◆ What to produce:
Transcribe all the records exactly and omit any images they hold.

◆ Records for the exercise:

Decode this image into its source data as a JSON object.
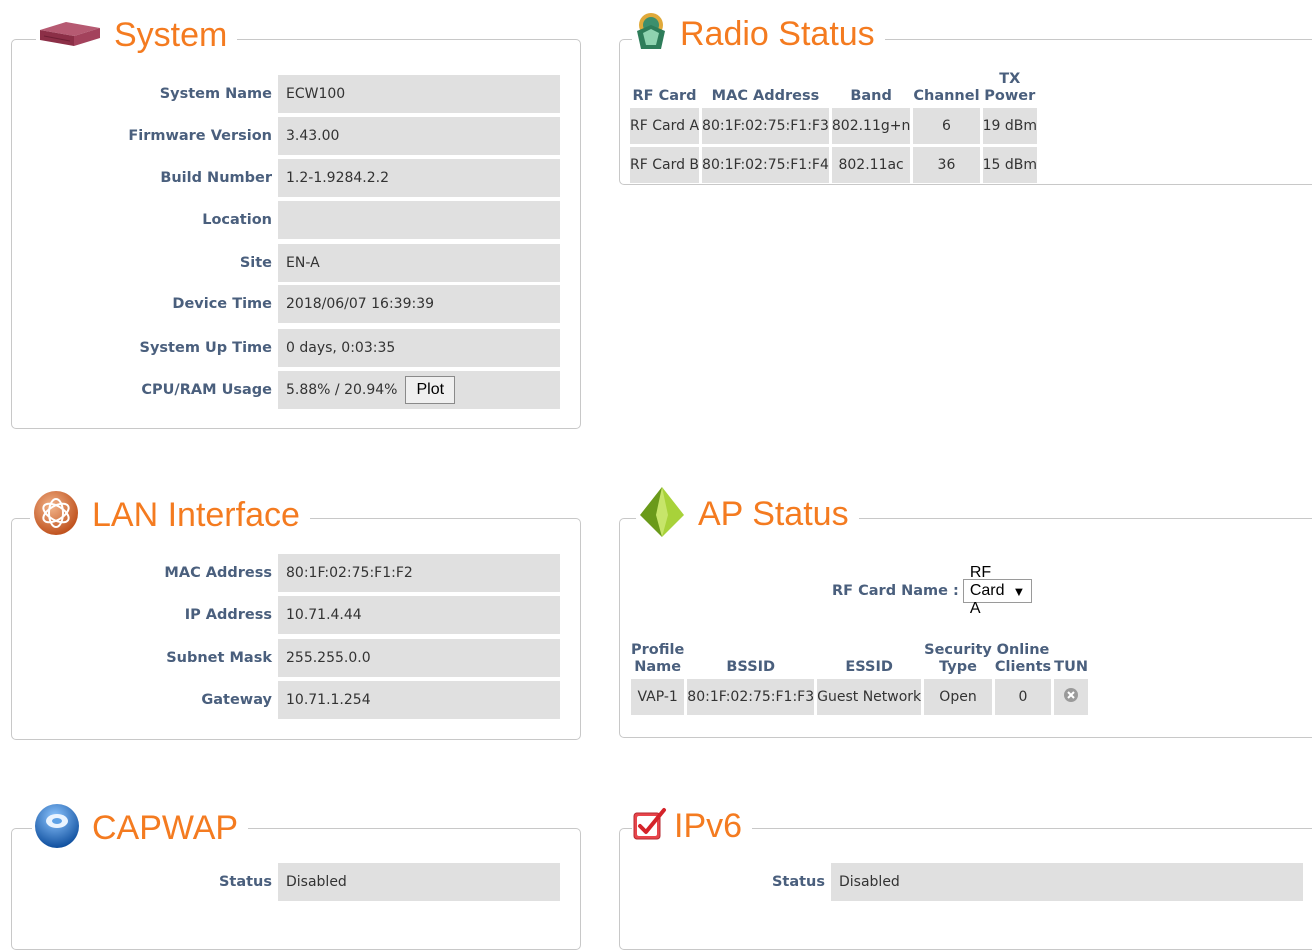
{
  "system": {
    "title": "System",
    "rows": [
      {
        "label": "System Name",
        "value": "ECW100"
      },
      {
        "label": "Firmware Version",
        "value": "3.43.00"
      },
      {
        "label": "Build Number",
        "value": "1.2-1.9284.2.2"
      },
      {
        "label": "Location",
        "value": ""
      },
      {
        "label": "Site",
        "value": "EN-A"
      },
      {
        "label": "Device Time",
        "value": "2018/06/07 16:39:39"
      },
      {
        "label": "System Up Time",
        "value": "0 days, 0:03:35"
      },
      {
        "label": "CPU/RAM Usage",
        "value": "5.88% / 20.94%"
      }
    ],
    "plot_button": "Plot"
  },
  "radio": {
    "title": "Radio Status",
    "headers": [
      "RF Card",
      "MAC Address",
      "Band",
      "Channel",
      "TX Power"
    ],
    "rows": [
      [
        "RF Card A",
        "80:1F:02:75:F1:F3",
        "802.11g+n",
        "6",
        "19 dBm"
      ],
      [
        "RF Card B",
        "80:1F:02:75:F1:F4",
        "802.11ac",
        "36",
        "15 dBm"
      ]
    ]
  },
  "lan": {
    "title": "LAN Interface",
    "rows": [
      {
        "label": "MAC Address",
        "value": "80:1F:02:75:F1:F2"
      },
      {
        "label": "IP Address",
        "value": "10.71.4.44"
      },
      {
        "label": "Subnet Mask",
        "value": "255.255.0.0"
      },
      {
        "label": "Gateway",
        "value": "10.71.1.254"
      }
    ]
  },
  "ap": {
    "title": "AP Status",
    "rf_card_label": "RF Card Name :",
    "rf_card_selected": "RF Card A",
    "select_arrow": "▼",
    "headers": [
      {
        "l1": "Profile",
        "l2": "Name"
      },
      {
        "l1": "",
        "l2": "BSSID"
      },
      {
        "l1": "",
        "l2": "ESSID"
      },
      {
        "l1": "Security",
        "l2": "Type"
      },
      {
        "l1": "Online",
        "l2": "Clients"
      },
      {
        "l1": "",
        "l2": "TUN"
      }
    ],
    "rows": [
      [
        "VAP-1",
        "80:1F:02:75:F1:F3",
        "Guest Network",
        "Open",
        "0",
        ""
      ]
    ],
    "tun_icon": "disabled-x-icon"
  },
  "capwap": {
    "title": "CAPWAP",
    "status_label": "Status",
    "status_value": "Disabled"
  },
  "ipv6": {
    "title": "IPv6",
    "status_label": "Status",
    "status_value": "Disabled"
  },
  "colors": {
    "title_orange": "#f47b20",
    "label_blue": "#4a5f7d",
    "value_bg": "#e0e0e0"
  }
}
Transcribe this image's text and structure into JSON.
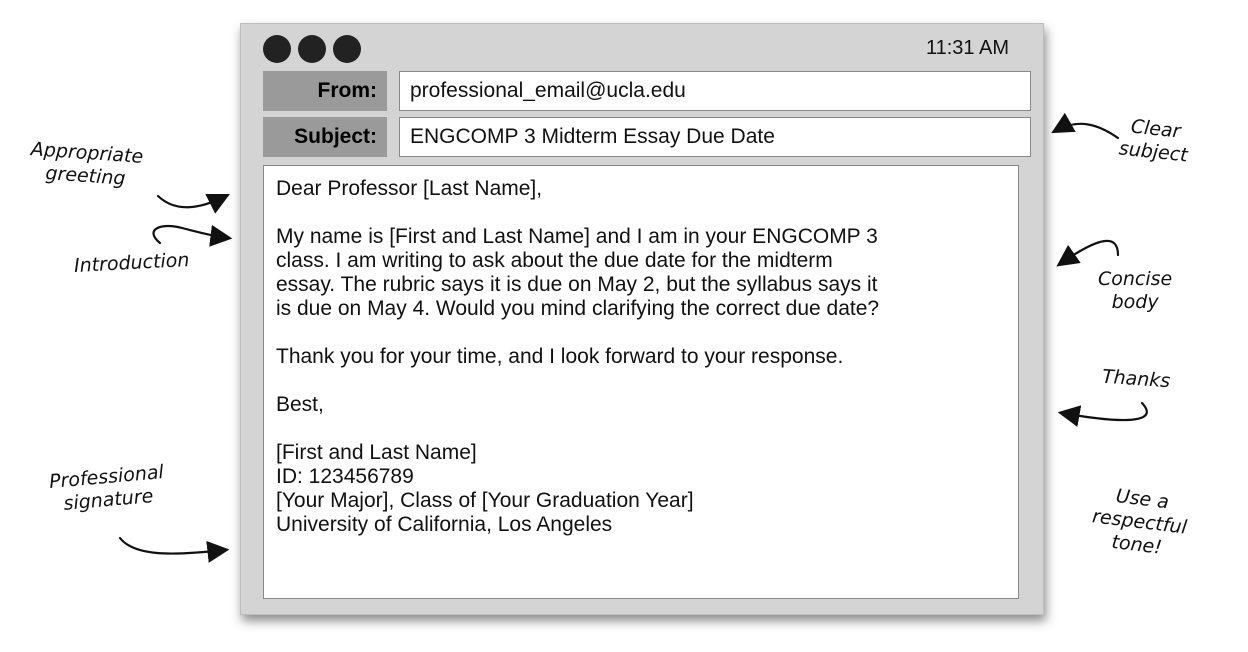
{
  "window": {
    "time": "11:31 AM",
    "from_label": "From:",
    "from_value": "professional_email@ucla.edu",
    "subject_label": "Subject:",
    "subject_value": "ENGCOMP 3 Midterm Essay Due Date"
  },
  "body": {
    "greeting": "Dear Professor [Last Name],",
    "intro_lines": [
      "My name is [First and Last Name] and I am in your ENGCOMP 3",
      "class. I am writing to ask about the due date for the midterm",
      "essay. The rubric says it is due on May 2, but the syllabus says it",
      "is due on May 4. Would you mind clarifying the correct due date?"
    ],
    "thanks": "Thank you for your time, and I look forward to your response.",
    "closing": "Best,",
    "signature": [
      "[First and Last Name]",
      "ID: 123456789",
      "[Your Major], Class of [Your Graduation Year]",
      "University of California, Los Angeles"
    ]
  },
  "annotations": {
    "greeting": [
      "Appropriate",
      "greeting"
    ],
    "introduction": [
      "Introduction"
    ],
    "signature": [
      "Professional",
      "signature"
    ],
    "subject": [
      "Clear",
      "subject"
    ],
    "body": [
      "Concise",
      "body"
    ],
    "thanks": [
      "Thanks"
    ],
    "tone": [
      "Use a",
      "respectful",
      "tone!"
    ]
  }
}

◆ Solution for this problem:
Decode this image into its source data as a JSON object.
{
  "system": {
    "title": "System",
    "rows": [
      {
        "label": "System Name",
        "value": "ECW100"
      },
      {
        "label": "Firmware Version",
        "value": "3.43.00"
      },
      {
        "label": "Build Number",
        "value": "1.2-1.9284.2.2"
      },
      {
        "label": "Location",
        "value": ""
      },
      {
        "label": "Site",
        "value": "EN-A"
      },
      {
        "label": "Device Time",
        "value": "2018/06/07 16:39:39"
      },
      {
        "label": "System Up Time",
        "value": "0 days, 0:03:35"
      },
      {
        "label": "CPU/RAM Usage",
        "value": "5.88% / 20.94%"
      }
    ],
    "plot_button": "Plot"
  },
  "radio": {
    "title": "Radio Status",
    "headers": [
      "RF Card",
      "MAC Address",
      "Band",
      "Channel",
      "TX Power"
    ],
    "rows": [
      [
        "RF Card A",
        "80:1F:02:75:F1:F3",
        "802.11g+n",
        "6",
        "19 dBm"
      ],
      [
        "RF Card B",
        "80:1F:02:75:F1:F4",
        "802.11ac",
        "36",
        "15 dBm"
      ]
    ]
  },
  "lan": {
    "title": "LAN Interface",
    "rows": [
      {
        "label": "MAC Address",
        "value": "80:1F:02:75:F1:F2"
      },
      {
        "label": "IP Address",
        "value": "10.71.4.44"
      },
      {
        "label": "Subnet Mask",
        "value": "255.255.0.0"
      },
      {
        "label": "Gateway",
        "value": "10.71.1.254"
      }
    ]
  },
  "ap": {
    "title": "AP Status",
    "rf_card_label": "RF Card Name :",
    "rf_card_selected": "RF Card A",
    "select_arrow": "▼",
    "headers": [
      {
        "l1": "Profile",
        "l2": "Name"
      },
      {
        "l1": "",
        "l2": "BSSID"
      },
      {
        "l1": "",
        "l2": "ESSID"
      },
      {
        "l1": "Security",
        "l2": "Type"
      },
      {
        "l1": "Online",
        "l2": "Clients"
      },
      {
        "l1": "",
        "l2": "TUN"
      }
    ],
    "rows": [
      [
        "VAP-1",
        "80:1F:02:75:F1:F3",
        "Guest Network",
        "Open",
        "0",
        ""
      ]
    ],
    "tun_icon": "disabled-x-icon"
  },
  "capwap": {
    "title": "CAPWAP",
    "status_label": "Status",
    "status_value": "Disabled"
  },
  "ipv6": {
    "title": "IPv6",
    "status_label": "Status",
    "status_value": "Disabled"
  },
  "colors": {
    "title_orange": "#f47b20",
    "label_blue": "#4a5f7d",
    "value_bg": "#e0e0e0"
  }
}
Transcribe this image's text and structure into JSON.
{
  "window": {
    "time": "11:31 AM",
    "from_label": "From:",
    "from_value": "professional_email@ucla.edu",
    "subject_label": "Subject:",
    "subject_value": "ENGCOMP 3 Midterm Essay Due Date"
  },
  "body": {
    "greeting": "Dear Professor [Last Name],",
    "intro_lines": [
      "My name is [First and Last Name] and I am in your ENGCOMP 3",
      "class. I am writing to ask about the due date for the midterm",
      "essay. The rubric says it is due on May 2, but the syllabus says it",
      "is due on May 4. Would you mind clarifying the correct due date?"
    ],
    "thanks": "Thank you for your time, and I look forward to your response.",
    "closing": "Best,",
    "signature": [
      "[First and Last Name]",
      "ID: 123456789",
      "[Your Major], Class of [Your Graduation Year]",
      "University of California, Los Angeles"
    ]
  },
  "annotations": {
    "greeting": [
      "Appropriate",
      "greeting"
    ],
    "introduction": [
      "Introduction"
    ],
    "signature": [
      "Professional",
      "signature"
    ],
    "subject": [
      "Clear",
      "subject"
    ],
    "body": [
      "Concise",
      "body"
    ],
    "thanks": [
      "Thanks"
    ],
    "tone": [
      "Use a",
      "respectful",
      "tone!"
    ]
  }
}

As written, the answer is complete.